(Task brief)
Can you write out all the lines word for word, with no pictures?

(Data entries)
--- BEGIN ---
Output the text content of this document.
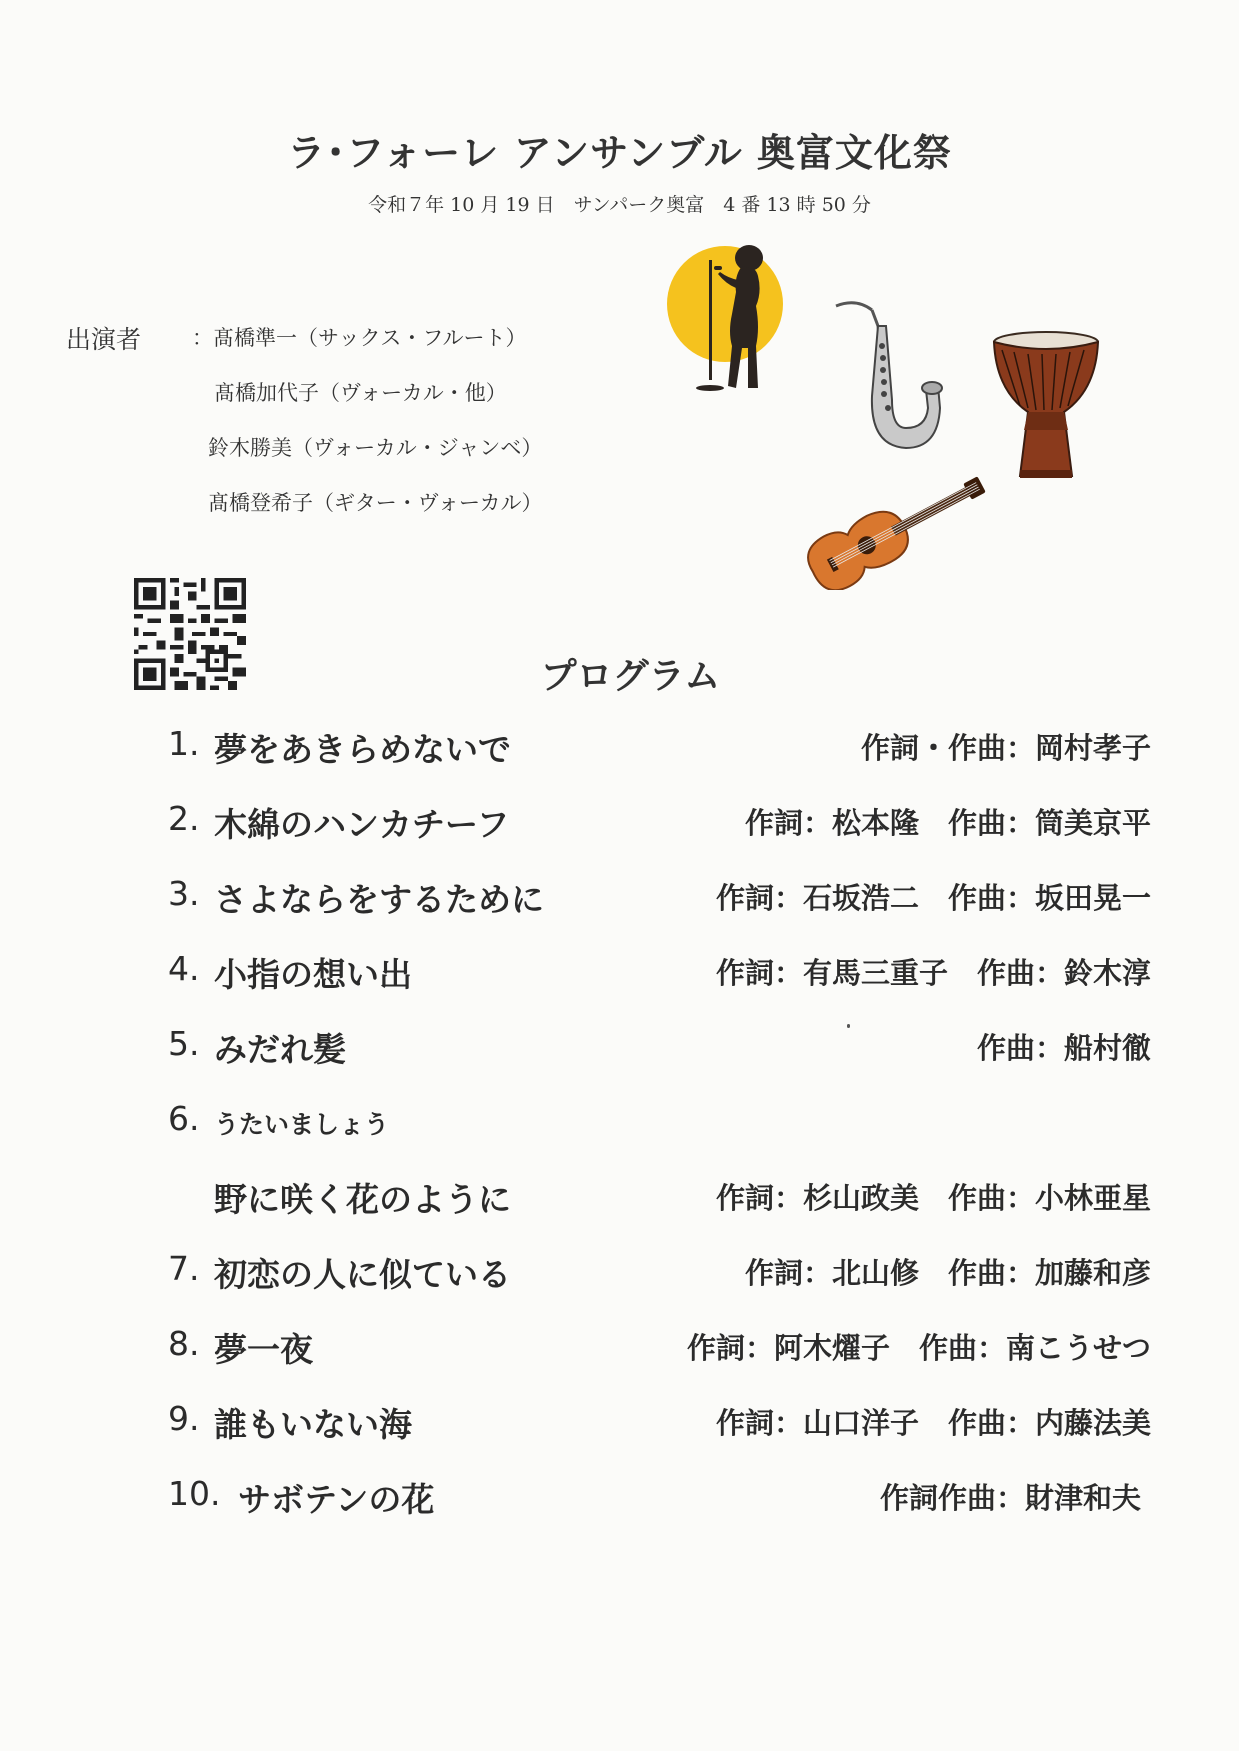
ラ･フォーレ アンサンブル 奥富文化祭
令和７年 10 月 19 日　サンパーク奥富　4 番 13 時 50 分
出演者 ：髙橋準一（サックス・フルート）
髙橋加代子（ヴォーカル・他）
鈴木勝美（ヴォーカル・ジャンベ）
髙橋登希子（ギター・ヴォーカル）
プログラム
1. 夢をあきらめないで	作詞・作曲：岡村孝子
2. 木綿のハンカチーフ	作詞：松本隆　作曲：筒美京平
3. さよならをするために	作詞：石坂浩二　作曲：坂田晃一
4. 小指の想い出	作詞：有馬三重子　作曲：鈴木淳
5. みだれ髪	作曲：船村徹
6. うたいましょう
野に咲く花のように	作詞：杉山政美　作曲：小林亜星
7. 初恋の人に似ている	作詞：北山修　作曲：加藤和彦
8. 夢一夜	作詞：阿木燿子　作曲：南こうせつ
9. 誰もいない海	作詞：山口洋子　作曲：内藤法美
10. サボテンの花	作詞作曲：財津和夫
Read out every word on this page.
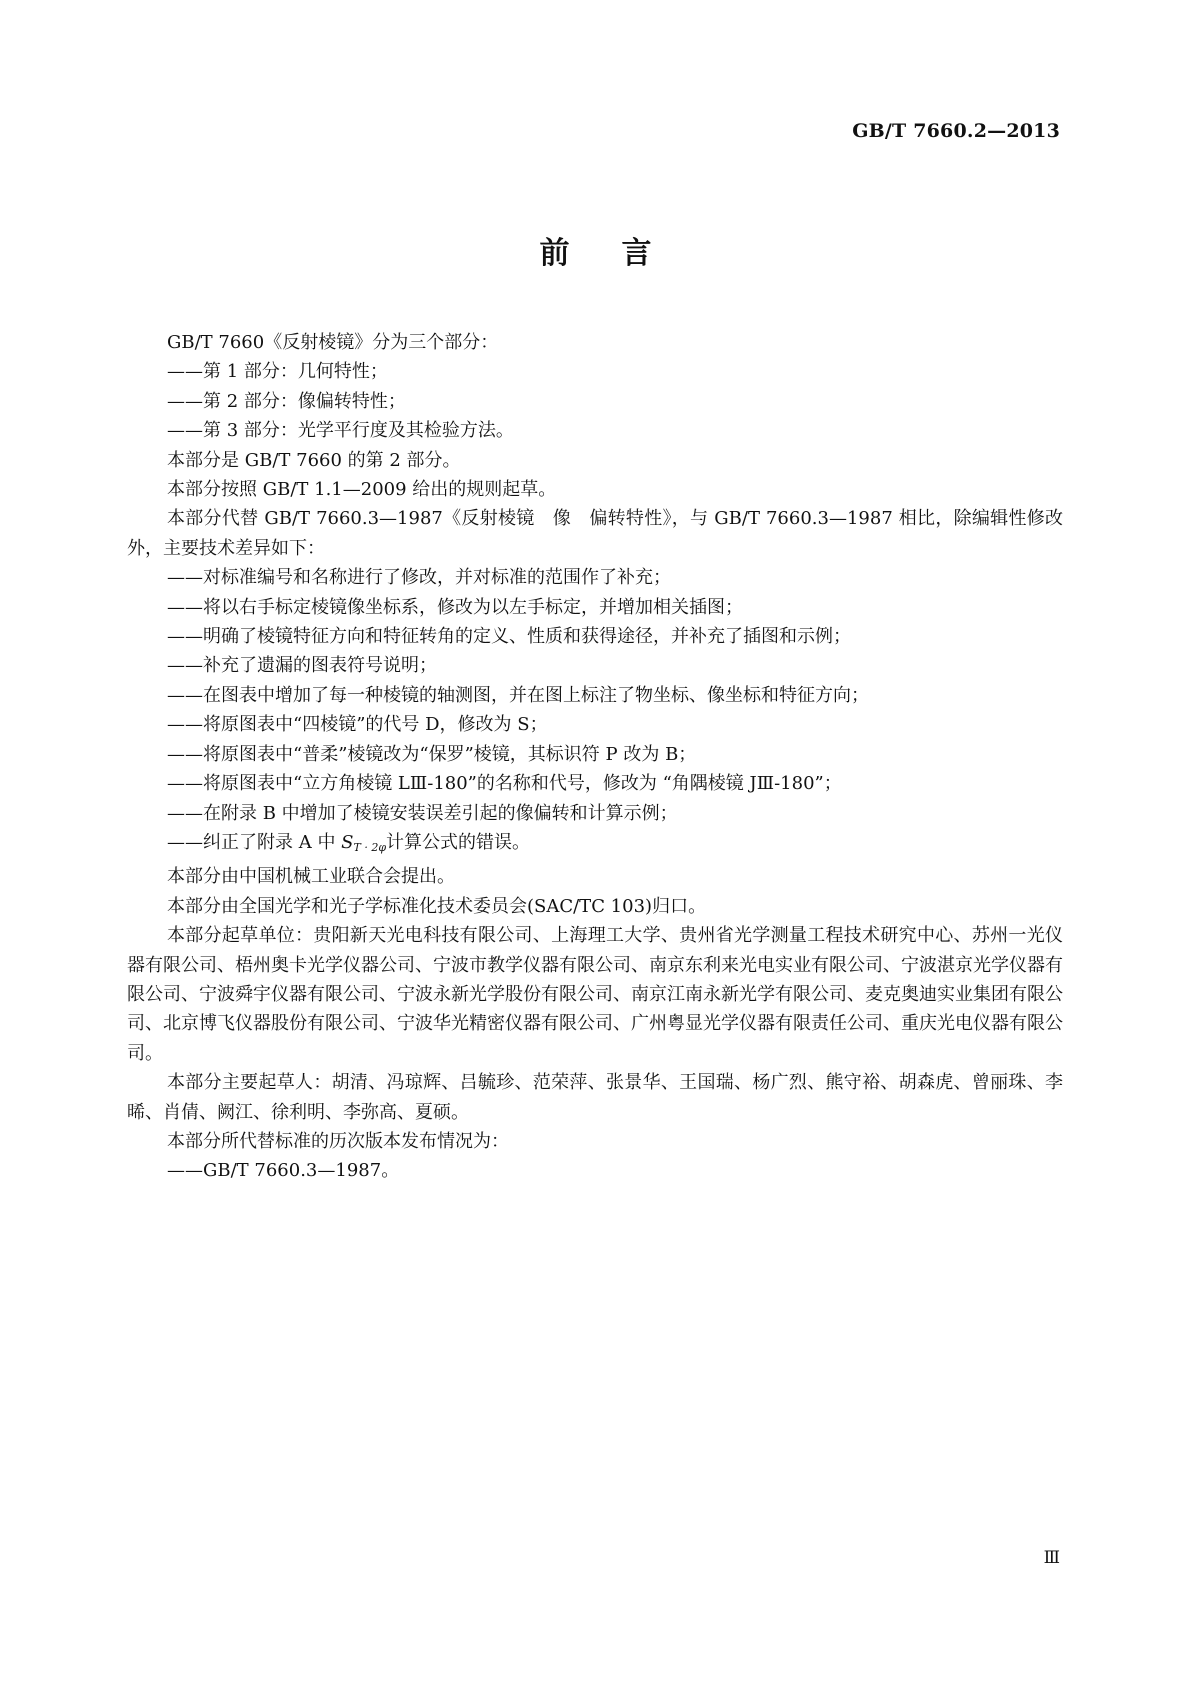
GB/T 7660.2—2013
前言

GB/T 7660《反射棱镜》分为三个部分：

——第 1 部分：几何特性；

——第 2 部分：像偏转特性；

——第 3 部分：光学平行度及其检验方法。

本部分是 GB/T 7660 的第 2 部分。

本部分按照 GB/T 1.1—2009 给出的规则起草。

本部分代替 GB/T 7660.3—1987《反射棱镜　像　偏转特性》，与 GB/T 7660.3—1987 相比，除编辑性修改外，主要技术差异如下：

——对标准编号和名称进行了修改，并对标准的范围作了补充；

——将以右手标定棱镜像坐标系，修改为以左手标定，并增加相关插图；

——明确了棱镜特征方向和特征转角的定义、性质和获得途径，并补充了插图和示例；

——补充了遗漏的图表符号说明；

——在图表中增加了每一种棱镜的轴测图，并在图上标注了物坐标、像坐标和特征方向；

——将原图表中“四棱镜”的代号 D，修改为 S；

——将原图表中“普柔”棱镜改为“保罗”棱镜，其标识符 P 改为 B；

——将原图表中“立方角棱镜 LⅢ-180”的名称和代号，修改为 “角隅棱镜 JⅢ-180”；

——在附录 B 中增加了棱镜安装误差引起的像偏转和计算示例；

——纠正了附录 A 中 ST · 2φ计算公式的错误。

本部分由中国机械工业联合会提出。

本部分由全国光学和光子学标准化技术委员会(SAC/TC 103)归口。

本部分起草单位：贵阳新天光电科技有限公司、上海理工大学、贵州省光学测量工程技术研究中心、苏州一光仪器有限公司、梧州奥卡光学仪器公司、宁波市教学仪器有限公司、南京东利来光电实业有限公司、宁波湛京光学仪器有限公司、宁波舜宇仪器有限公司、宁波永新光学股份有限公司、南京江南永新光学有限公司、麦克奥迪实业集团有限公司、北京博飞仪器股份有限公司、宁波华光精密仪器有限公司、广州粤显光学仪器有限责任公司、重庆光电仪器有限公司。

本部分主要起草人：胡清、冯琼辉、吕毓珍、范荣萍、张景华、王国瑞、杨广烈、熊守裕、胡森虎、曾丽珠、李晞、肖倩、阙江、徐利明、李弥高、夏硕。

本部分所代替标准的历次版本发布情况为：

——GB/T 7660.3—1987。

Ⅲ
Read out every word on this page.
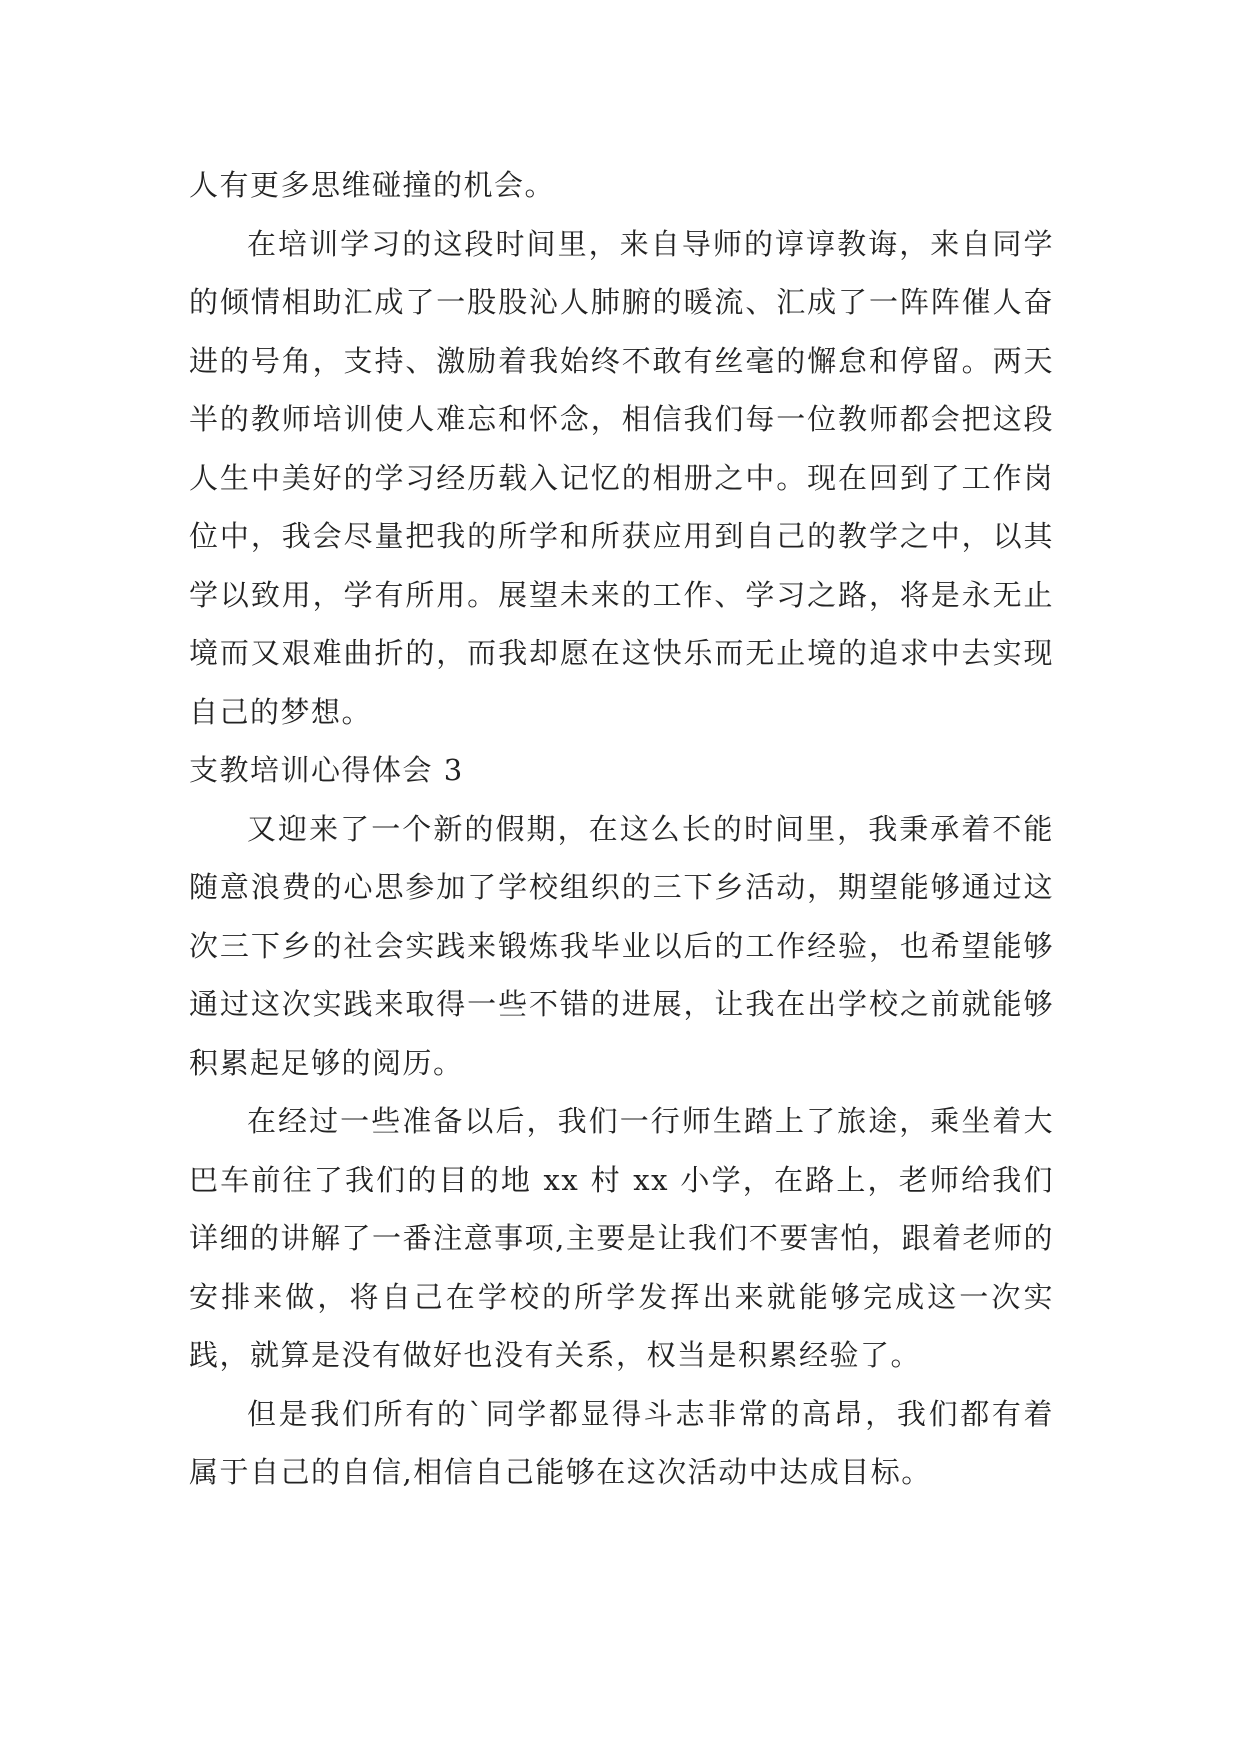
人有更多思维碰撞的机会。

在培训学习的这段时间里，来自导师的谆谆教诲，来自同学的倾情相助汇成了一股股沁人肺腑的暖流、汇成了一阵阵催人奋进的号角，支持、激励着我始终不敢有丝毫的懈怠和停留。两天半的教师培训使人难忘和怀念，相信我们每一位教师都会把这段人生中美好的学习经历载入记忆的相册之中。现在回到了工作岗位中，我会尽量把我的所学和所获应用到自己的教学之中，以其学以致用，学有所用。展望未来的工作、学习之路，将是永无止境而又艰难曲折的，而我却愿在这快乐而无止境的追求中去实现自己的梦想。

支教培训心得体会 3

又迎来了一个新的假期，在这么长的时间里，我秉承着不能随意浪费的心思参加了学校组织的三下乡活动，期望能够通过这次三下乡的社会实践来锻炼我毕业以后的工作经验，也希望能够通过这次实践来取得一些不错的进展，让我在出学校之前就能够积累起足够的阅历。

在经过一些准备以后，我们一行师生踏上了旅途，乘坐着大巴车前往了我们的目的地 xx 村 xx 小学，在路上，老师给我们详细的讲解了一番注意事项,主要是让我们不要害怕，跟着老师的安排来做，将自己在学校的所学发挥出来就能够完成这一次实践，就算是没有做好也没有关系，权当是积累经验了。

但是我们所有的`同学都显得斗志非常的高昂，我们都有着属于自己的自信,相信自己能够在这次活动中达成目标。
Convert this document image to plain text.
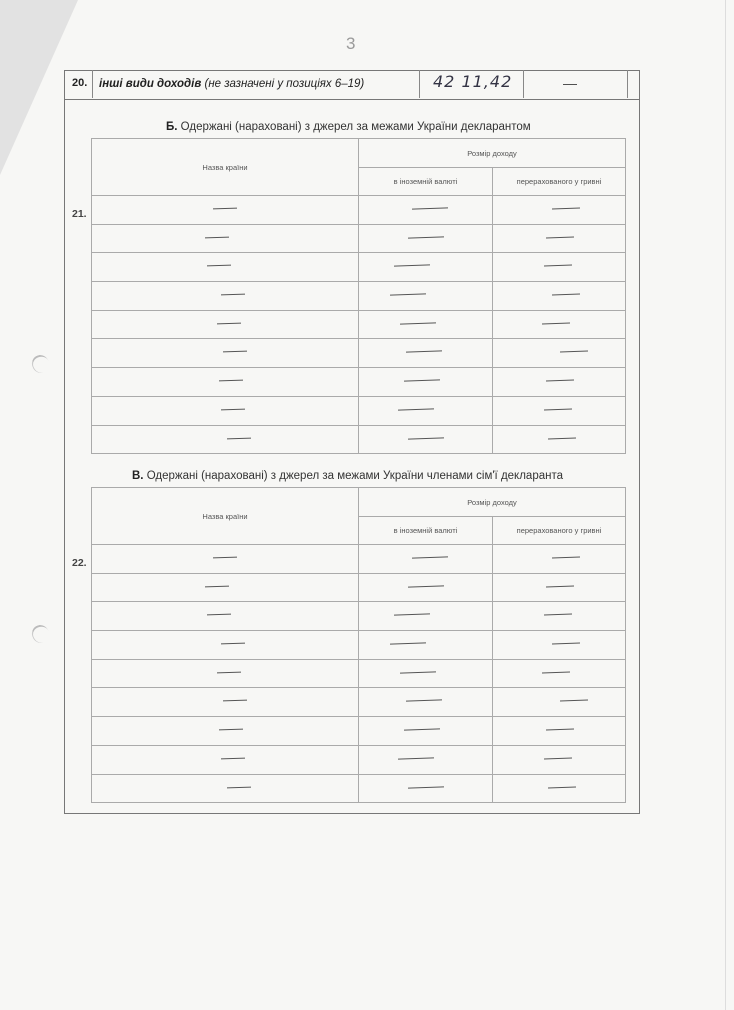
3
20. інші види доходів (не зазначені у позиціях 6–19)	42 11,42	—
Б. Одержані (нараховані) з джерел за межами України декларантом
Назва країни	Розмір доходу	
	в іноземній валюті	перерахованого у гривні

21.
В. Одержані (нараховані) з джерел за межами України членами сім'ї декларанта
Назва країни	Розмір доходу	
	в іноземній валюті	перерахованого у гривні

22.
--- END ---
(Task output)
Output the text content of this document.
ラ･フォーレ アンサンブル 奥富文化祭
令和７年 10 月 19 日　サンパーク奥富　4 番 13 時 50 分
出演者 ：髙橋準一（サックス・フルート）
髙橋加代子（ヴォーカル・他）
鈴木勝美（ヴォーカル・ジャンベ）
髙橋登希子（ギター・ヴォーカル）
プログラム
1. 夢をあきらめないで	作詞・作曲：岡村孝子
2. 木綿のハンカチーフ	作詞：松本隆　作曲：筒美京平
3. さよならをするために	作詞：石坂浩二　作曲：坂田晃一
4. 小指の想い出	作詞：有馬三重子　作曲：鈴木淳
5. みだれ髪	作曲：船村徹
6. うたいましょう
野に咲く花のように	作詞：杉山政美　作曲：小林亜星
7. 初恋の人に似ている	作詞：北山修　作曲：加藤和彦
8. 夢一夜	作詞：阿木燿子　作曲：南こうせつ
9. 誰もいない海	作詞：山口洋子　作曲：内藤法美
10. サボテンの花	作詞作曲：財津和夫
Read out every word on this page.
GB/T 7660.2—2013
前言

GB/T 7660《反射棱镜》分为三个部分：

——第 1 部分：几何特性；

——第 2 部分：像偏转特性；

——第 3 部分：光学平行度及其检验方法。

本部分是 GB/T 7660 的第 2 部分。

本部分按照 GB/T 1.1—2009 给出的规则起草。

本部分代替 GB/T 7660.3—1987《反射棱镜　像　偏转特性》，与 GB/T 7660.3—1987 相比，除编辑性修改外，主要技术差异如下：

——对标准编号和名称进行了修改，并对标准的范围作了补充；

——将以右手标定棱镜像坐标系，修改为以左手标定，并增加相关插图；

——明确了棱镜特征方向和特征转角的定义、性质和获得途径，并补充了插图和示例；

——补充了遗漏的图表符号说明；

——在图表中增加了每一种棱镜的轴测图，并在图上标注了物坐标、像坐标和特征方向；

——将原图表中“四棱镜”的代号 D，修改为 S；

——将原图表中“普柔”棱镜改为“保罗”棱镜，其标识符 P 改为 B；

——将原图表中“立方角棱镜 LⅢ-180”的名称和代号，修改为 “角隅棱镜 JⅢ-180”；

——在附录 B 中增加了棱镜安装误差引起的像偏转和计算示例；

——纠正了附录 A 中 ST · 2φ计算公式的错误。

本部分由中国机械工业联合会提出。

本部分由全国光学和光子学标准化技术委员会(SAC/TC 103)归口。

本部分起草单位：贵阳新天光电科技有限公司、上海理工大学、贵州省光学测量工程技术研究中心、苏州一光仪器有限公司、梧州奥卡光学仪器公司、宁波市教学仪器有限公司、南京东利来光电实业有限公司、宁波湛京光学仪器有限公司、宁波舜宇仪器有限公司、宁波永新光学股份有限公司、南京江南永新光学有限公司、麦克奥迪实业集团有限公司、北京博飞仪器股份有限公司、宁波华光精密仪器有限公司、广州粤显光学仪器有限责任公司、重庆光电仪器有限公司。

本部分主要起草人：胡清、冯琼辉、吕毓珍、范荣萍、张景华、王国瑞、杨广烈、熊守裕、胡森虎、曾丽珠、李晞、肖倩、阙江、徐利明、李弥高、夏硕。

本部分所代替标准的历次版本发布情况为：

——GB/T 7660.3—1987。

Ⅲ
Read out every word on this page.
人有更多思维碰撞的机会。

在培训学习的这段时间里，来自导师的谆谆教诲，来自同学的倾情相助汇成了一股股沁人肺腑的暖流、汇成了一阵阵催人奋进的号角，支持、激励着我始终不敢有丝毫的懈怠和停留。两天半的教师培训使人难忘和怀念，相信我们每一位教师都会把这段人生中美好的学习经历载入记忆的相册之中。现在回到了工作岗位中，我会尽量把我的所学和所获应用到自己的教学之中，以其学以致用，学有所用。展望未来的工作、学习之路，将是永无止境而又艰难曲折的，而我却愿在这快乐而无止境的追求中去实现自己的梦想。

支教培训心得体会 3

又迎来了一个新的假期，在这么长的时间里，我秉承着不能随意浪费的心思参加了学校组织的三下乡活动，期望能够通过这次三下乡的社会实践来锻炼我毕业以后的工作经验，也希望能够通过这次实践来取得一些不错的进展，让我在出学校之前就能够积累起足够的阅历。

在经过一些准备以后，我们一行师生踏上了旅途，乘坐着大巴车前往了我们的目的地 xx 村 xx 小学，在路上，老师给我们详细的讲解了一番注意事项,主要是让我们不要害怕，跟着老师的安排来做，将自己在学校的所学发挥出来就能够完成这一次实践，就算是没有做好也没有关系，权当是积累经验了。

但是我们所有的`同学都显得斗志非常的高昂，我们都有着属于自己的自信,相信自己能够在这次活动中达成目标。
Convert this document image to plain text.
3
20. інші види доходів (не зазначені у позиціях 6–19)	42 11,42	—
Б. Одержані (нараховані) з джерел за межами України декларантом
Назва країни	Розмір доходу	
	в іноземній валюті	перерахованого у гривні

21.
В. Одержані (нараховані) з джерел за межами України членами сім'ї декларанта
Назва країни	Розмір доходу	
	в іноземній валюті	перерахованого у гривні

22.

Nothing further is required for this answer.